▸ PROBLEM
Below are some records. Say in a single number how many of their lines include the word "Twitter".

== RECORD SET ==

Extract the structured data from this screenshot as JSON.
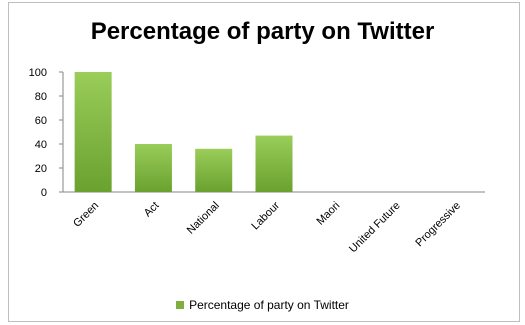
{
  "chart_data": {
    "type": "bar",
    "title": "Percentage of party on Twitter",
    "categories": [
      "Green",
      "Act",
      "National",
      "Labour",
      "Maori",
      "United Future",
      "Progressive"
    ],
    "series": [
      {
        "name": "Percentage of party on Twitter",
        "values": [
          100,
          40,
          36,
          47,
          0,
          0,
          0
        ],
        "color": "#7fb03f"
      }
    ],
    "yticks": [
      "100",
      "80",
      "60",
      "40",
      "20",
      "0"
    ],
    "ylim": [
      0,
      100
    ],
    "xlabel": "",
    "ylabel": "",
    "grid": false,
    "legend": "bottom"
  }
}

===

▸ EXERCISE SOLUTION
2